* **What is needed**
Quote the records below verbatim, line for line, without any changes.
──────── Entries
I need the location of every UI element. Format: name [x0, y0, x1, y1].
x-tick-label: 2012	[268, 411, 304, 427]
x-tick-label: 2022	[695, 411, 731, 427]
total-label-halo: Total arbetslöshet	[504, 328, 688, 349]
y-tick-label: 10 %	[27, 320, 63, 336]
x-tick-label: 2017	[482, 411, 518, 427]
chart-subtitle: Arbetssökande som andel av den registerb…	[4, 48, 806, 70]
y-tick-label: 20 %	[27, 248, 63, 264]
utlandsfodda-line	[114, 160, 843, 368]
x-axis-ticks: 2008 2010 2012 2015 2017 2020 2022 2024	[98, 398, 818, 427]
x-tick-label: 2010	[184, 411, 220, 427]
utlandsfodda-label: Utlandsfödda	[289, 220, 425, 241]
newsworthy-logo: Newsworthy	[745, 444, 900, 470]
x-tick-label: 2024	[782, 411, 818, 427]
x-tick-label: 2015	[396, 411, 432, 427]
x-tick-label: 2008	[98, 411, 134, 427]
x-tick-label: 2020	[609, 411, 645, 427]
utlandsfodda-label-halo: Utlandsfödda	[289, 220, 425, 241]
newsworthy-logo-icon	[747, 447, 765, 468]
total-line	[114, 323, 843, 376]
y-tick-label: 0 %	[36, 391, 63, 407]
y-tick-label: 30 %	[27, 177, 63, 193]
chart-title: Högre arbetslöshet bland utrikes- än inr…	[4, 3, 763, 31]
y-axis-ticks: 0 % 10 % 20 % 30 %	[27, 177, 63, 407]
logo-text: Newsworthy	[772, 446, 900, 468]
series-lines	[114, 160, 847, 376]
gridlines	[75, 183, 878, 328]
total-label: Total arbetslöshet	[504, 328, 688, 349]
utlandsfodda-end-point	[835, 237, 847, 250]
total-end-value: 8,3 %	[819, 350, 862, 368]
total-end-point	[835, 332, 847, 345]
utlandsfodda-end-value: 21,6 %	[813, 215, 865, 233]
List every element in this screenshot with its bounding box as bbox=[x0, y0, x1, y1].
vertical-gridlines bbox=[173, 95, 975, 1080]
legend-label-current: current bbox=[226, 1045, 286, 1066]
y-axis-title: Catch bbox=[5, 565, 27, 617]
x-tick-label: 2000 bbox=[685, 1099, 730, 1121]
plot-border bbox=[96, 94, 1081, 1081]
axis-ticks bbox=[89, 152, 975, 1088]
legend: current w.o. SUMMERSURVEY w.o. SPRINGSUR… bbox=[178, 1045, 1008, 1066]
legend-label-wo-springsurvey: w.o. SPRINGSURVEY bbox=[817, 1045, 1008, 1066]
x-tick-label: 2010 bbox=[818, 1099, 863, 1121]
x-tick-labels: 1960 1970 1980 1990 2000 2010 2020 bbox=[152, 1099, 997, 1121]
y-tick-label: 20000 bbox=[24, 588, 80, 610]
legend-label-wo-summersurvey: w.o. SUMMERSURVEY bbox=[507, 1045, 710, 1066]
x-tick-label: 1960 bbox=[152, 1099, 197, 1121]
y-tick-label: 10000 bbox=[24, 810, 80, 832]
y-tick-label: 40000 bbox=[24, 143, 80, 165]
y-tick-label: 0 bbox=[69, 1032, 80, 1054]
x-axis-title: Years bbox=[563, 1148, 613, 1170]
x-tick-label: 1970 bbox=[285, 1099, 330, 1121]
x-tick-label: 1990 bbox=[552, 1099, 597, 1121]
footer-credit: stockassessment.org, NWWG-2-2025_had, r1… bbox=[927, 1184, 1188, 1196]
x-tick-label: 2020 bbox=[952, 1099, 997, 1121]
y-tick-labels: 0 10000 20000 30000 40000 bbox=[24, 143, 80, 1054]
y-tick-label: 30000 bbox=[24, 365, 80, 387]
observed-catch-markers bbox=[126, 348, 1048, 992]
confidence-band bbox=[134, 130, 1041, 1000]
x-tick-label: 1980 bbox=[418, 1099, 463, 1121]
────────────────
* **The result**
I need the location of every UI element. Format: name [x0, y0, x1, y1].
x-tick-label: 2012	[268, 411, 304, 427]
x-tick-label: 2022	[695, 411, 731, 427]
total-label-halo: Total arbetslöshet	[504, 328, 688, 349]
y-tick-label: 10 %	[27, 320, 63, 336]
x-tick-label: 2017	[482, 411, 518, 427]
chart-subtitle: Arbetssökande som andel av den registerb…	[4, 48, 806, 70]
y-tick-label: 20 %	[27, 248, 63, 264]
utlandsfodda-line	[114, 160, 843, 368]
x-axis-ticks: 2008 2010 2012 2015 2017 2020 2022 2024	[98, 398, 818, 427]
x-tick-label: 2010	[184, 411, 220, 427]
utlandsfodda-label: Utlandsfödda	[289, 220, 425, 241]
newsworthy-logo: Newsworthy	[745, 444, 900, 470]
x-tick-label: 2024	[782, 411, 818, 427]
x-tick-label: 2015	[396, 411, 432, 427]
x-tick-label: 2008	[98, 411, 134, 427]
x-tick-label: 2020	[609, 411, 645, 427]
utlandsfodda-label-halo: Utlandsfödda	[289, 220, 425, 241]
newsworthy-logo-icon	[747, 447, 765, 468]
total-line	[114, 323, 843, 376]
y-tick-label: 0 %	[36, 391, 63, 407]
y-tick-label: 30 %	[27, 177, 63, 193]
chart-title: Högre arbetslöshet bland utrikes- än inr…	[4, 3, 763, 31]
y-axis-ticks: 0 % 10 % 20 % 30 %	[27, 177, 63, 407]
logo-text: Newsworthy	[772, 446, 900, 468]
series-lines	[114, 160, 847, 376]
gridlines	[75, 183, 878, 328]
total-label: Total arbetslöshet	[504, 328, 688, 349]
utlandsfodda-end-point	[835, 237, 847, 250]
total-end-value: 8,3 %	[819, 350, 862, 368]
total-end-point	[835, 332, 847, 345]
utlandsfodda-end-value: 21,6 %	[813, 215, 865, 233]
List every element in this screenshot with its bounding box as bbox=[x0, y0, x1, y1].
vertical-gridlines bbox=[173, 95, 975, 1080]
legend-label-current: current bbox=[226, 1045, 286, 1066]
y-axis-title: Catch bbox=[5, 565, 27, 617]
x-tick-label: 2000 bbox=[685, 1099, 730, 1121]
plot-border bbox=[96, 94, 1081, 1081]
axis-ticks bbox=[89, 152, 975, 1088]
legend: current w.o. SUMMERSURVEY w.o. SPRINGSUR… bbox=[178, 1045, 1008, 1066]
legend-label-wo-springsurvey: w.o. SPRINGSURVEY bbox=[817, 1045, 1008, 1066]
x-tick-label: 2010 bbox=[818, 1099, 863, 1121]
x-tick-labels: 1960 1970 1980 1990 2000 2010 2020 bbox=[152, 1099, 997, 1121]
y-tick-label: 20000 bbox=[24, 588, 80, 610]
legend-label-wo-summersurvey: w.o. SUMMERSURVEY bbox=[507, 1045, 710, 1066]
x-tick-label: 1960 bbox=[152, 1099, 197, 1121]
y-tick-label: 10000 bbox=[24, 810, 80, 832]
y-tick-label: 40000 bbox=[24, 143, 80, 165]
y-tick-label: 0 bbox=[69, 1032, 80, 1054]
x-axis-title: Years bbox=[563, 1148, 613, 1170]
x-tick-label: 1970 bbox=[285, 1099, 330, 1121]
x-tick-label: 1990 bbox=[552, 1099, 597, 1121]
footer-credit: stockassessment.org, NWWG-2-2025_had, r1… bbox=[927, 1184, 1188, 1196]
x-tick-label: 2020 bbox=[952, 1099, 997, 1121]
y-tick-labels: 0 10000 20000 30000 40000 bbox=[24, 143, 80, 1054]
y-tick-label: 30000 bbox=[24, 365, 80, 387]
observed-catch-markers bbox=[126, 348, 1048, 992]
confidence-band bbox=[134, 130, 1041, 1000]
x-tick-label: 1980 bbox=[418, 1099, 463, 1121]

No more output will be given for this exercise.